◆ Written problem ◆
Report every line from the material that contains the word "green".
————————
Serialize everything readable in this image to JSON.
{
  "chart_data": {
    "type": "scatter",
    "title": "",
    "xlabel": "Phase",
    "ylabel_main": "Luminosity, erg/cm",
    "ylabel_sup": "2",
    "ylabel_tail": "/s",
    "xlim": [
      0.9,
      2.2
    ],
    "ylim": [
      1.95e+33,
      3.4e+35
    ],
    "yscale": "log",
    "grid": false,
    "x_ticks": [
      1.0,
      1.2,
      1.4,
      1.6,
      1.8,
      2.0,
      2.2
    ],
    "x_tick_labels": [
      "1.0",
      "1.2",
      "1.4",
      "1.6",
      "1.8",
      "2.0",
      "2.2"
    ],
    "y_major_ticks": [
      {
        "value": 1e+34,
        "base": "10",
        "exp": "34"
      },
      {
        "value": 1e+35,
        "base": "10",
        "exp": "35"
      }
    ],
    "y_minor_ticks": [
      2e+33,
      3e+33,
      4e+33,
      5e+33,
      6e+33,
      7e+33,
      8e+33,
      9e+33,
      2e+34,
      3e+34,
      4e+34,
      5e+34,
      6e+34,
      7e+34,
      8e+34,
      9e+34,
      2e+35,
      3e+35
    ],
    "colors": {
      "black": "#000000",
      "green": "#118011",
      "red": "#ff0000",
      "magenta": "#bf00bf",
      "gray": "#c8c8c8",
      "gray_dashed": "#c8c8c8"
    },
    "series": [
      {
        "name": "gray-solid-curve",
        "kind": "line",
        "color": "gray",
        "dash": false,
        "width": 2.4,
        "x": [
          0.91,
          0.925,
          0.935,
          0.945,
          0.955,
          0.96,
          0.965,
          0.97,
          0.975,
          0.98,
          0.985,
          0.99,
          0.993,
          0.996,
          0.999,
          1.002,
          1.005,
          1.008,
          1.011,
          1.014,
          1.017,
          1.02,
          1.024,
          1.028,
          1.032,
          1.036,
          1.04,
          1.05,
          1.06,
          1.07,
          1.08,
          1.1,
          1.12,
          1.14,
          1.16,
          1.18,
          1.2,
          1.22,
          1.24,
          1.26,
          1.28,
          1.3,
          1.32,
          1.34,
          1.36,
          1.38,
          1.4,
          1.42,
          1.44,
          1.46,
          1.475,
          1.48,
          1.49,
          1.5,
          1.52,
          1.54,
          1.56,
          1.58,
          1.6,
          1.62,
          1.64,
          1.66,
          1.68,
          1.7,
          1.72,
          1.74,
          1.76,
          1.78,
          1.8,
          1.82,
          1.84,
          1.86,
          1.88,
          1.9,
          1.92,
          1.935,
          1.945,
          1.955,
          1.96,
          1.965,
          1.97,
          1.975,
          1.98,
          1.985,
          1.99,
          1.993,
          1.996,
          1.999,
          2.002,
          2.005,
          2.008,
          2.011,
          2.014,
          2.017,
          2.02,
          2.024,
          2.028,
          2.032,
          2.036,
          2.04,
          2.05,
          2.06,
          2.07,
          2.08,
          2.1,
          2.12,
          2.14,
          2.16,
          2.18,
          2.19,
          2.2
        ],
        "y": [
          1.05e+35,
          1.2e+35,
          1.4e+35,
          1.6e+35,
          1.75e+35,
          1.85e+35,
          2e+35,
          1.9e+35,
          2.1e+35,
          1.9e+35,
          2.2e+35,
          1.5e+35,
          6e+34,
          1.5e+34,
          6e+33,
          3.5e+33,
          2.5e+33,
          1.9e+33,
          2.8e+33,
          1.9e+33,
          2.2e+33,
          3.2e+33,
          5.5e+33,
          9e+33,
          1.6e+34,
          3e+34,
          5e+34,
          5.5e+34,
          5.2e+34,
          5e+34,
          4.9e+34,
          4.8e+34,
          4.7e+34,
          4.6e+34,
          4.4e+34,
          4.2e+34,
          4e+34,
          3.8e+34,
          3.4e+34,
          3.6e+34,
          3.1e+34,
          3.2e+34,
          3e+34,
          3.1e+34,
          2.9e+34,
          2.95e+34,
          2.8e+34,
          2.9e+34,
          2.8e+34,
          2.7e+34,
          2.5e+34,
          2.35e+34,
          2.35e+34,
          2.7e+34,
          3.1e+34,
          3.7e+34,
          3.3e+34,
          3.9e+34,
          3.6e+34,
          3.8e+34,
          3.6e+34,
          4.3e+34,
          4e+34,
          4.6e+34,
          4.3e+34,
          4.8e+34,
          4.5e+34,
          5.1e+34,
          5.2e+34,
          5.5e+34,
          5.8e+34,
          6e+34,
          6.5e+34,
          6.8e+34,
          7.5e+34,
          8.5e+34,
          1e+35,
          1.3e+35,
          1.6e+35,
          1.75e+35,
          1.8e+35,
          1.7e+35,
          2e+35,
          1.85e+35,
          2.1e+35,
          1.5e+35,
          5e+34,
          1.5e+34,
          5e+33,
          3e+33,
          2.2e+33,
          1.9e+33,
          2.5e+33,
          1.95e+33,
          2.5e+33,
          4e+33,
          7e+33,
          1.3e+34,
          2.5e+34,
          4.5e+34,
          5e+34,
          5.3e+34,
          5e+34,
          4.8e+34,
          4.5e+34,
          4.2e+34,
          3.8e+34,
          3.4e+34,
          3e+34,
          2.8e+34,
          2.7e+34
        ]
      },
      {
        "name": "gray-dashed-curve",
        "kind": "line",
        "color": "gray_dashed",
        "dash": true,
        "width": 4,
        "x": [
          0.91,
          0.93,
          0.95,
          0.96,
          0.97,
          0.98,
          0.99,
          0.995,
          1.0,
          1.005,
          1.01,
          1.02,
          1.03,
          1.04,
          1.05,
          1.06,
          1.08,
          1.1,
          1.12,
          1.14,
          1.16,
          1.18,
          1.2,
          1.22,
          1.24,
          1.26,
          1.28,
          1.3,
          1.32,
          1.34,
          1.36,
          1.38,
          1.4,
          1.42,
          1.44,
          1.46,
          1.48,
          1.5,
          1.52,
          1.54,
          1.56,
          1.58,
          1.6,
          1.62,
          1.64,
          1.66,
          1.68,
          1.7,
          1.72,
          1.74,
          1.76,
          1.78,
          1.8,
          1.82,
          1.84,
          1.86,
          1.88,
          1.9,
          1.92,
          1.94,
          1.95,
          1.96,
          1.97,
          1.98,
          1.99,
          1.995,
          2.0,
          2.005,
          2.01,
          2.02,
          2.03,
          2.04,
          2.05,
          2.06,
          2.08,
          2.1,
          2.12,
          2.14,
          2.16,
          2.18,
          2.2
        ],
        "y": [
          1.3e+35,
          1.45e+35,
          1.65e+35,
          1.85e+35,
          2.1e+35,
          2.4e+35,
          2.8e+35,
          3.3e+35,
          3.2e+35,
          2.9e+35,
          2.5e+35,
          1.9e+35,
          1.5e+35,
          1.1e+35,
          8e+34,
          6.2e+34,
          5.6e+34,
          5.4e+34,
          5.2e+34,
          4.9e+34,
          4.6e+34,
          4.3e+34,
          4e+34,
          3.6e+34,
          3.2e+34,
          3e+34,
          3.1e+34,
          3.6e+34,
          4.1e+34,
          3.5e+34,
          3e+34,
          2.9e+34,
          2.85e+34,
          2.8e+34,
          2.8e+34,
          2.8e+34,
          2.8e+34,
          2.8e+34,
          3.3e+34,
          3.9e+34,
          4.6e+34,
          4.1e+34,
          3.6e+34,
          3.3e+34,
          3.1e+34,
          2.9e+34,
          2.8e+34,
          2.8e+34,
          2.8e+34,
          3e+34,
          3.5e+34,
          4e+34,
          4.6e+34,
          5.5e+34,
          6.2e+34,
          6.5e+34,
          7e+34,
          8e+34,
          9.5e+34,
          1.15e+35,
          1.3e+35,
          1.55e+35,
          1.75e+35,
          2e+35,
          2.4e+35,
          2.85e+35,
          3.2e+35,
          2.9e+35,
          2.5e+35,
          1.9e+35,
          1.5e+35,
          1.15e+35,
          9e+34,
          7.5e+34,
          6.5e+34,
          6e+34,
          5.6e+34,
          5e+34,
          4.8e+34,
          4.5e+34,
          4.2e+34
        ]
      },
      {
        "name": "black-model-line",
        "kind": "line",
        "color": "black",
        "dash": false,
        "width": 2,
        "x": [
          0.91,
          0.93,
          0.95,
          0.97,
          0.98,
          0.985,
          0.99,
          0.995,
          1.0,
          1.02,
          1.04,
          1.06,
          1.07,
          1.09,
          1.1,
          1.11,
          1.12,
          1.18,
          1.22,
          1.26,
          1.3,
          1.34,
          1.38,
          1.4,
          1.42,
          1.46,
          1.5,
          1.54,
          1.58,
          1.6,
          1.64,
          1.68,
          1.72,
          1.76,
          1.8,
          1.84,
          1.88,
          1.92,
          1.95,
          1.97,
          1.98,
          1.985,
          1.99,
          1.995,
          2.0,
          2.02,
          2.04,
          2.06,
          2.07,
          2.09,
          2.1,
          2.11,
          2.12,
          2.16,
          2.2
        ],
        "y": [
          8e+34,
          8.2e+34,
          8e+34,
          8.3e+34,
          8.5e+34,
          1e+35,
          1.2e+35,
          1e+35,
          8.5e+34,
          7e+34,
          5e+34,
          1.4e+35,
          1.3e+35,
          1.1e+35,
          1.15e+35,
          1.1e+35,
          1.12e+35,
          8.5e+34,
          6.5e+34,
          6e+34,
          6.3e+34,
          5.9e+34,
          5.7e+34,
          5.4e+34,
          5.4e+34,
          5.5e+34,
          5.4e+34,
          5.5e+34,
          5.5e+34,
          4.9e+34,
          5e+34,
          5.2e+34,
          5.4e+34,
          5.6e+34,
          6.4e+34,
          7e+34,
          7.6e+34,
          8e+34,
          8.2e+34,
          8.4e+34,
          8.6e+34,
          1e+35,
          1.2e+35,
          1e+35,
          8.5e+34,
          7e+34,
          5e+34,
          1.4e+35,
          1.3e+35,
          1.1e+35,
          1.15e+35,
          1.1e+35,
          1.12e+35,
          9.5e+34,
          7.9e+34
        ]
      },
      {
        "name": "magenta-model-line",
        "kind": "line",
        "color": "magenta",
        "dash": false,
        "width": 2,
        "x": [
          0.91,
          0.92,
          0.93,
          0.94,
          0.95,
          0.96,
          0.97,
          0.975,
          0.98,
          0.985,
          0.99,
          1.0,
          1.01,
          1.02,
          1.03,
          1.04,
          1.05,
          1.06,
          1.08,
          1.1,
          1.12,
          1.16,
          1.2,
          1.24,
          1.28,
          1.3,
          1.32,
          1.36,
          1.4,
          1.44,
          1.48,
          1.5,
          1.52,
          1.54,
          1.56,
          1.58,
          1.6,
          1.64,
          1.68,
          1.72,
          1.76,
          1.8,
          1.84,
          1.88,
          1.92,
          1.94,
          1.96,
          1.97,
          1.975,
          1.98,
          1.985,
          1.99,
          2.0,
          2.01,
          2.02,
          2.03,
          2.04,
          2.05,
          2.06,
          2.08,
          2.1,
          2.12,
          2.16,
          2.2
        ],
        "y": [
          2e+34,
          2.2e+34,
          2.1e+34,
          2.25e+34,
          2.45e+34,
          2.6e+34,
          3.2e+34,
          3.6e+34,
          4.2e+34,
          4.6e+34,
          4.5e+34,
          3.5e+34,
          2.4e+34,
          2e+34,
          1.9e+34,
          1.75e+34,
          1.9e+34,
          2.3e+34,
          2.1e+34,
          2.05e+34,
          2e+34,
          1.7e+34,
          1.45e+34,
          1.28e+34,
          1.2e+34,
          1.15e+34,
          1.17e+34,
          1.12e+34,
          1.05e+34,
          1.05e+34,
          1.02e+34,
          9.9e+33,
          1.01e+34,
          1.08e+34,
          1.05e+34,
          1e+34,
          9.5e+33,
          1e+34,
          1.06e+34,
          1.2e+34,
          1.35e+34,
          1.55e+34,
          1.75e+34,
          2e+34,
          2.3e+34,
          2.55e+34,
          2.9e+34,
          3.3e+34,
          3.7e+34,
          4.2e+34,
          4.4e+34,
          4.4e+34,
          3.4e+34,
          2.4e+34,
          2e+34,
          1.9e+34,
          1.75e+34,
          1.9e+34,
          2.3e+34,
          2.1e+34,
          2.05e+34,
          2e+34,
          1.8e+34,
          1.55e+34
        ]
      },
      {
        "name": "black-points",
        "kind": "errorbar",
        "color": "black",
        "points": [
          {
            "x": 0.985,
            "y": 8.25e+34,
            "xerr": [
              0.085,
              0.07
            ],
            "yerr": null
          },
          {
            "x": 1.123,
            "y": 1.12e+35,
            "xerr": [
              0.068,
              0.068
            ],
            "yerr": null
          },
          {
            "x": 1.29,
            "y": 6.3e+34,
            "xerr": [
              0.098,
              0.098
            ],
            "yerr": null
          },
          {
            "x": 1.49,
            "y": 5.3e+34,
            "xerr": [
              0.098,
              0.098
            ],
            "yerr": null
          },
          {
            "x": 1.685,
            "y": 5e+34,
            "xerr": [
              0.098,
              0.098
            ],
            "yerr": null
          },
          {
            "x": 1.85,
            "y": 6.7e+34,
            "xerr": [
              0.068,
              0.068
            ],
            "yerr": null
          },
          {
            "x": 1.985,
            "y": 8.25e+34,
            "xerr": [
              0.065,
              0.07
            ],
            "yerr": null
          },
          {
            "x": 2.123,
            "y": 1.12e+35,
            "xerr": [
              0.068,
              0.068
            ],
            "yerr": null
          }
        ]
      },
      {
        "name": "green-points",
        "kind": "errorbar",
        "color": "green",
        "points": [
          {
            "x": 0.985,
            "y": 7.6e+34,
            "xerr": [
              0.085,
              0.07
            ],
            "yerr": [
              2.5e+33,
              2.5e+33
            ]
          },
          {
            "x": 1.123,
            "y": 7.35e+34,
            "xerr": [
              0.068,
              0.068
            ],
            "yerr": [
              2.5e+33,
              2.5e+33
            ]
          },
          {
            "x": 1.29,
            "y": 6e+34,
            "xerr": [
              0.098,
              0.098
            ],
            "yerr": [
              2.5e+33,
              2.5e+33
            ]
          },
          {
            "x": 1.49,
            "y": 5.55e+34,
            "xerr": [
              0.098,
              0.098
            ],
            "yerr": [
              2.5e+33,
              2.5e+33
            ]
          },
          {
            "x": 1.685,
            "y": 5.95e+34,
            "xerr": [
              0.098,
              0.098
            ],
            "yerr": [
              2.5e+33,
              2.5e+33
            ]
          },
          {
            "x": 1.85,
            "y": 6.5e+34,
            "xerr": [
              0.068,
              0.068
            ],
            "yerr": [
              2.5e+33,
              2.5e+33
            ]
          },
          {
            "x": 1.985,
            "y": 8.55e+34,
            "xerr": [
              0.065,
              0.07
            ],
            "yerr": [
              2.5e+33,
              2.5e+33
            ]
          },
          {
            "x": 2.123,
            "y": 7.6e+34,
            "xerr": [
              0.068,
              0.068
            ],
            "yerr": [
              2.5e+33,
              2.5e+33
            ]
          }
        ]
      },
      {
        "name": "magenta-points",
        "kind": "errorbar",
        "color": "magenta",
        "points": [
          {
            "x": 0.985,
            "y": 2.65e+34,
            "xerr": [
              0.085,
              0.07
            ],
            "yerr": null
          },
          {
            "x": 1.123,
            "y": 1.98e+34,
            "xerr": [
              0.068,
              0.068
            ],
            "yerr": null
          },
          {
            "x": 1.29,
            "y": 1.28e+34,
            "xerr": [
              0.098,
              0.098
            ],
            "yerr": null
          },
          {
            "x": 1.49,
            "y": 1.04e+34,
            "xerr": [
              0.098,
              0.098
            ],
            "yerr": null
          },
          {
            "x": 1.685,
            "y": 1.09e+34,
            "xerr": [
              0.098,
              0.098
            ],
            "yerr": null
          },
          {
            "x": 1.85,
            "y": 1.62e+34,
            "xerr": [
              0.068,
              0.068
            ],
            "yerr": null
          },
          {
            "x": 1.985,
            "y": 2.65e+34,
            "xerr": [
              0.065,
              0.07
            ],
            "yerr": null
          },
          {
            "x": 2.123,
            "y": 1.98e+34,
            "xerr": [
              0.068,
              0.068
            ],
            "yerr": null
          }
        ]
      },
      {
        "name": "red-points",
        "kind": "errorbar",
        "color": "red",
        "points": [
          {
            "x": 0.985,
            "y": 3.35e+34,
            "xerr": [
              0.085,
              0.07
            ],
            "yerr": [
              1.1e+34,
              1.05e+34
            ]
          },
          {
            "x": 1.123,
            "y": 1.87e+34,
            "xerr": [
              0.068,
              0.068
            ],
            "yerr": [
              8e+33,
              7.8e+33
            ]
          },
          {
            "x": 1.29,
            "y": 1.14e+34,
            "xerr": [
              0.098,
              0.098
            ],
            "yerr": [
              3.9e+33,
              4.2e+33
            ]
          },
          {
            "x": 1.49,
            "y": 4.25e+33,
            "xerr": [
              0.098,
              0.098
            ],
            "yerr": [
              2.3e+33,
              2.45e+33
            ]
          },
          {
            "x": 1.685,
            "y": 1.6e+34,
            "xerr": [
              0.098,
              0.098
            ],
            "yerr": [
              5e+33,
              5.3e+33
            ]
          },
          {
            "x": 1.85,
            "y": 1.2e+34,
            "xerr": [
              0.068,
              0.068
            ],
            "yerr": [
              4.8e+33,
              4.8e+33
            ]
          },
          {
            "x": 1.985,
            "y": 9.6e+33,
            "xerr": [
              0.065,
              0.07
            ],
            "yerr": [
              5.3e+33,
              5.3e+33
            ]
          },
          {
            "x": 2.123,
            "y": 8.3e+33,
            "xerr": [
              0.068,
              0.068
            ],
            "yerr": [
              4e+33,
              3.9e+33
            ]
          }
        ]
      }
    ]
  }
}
————————
◆ Exercise output ◆
      "green": "#118011",
        "name": "green-points",
        "color": "green",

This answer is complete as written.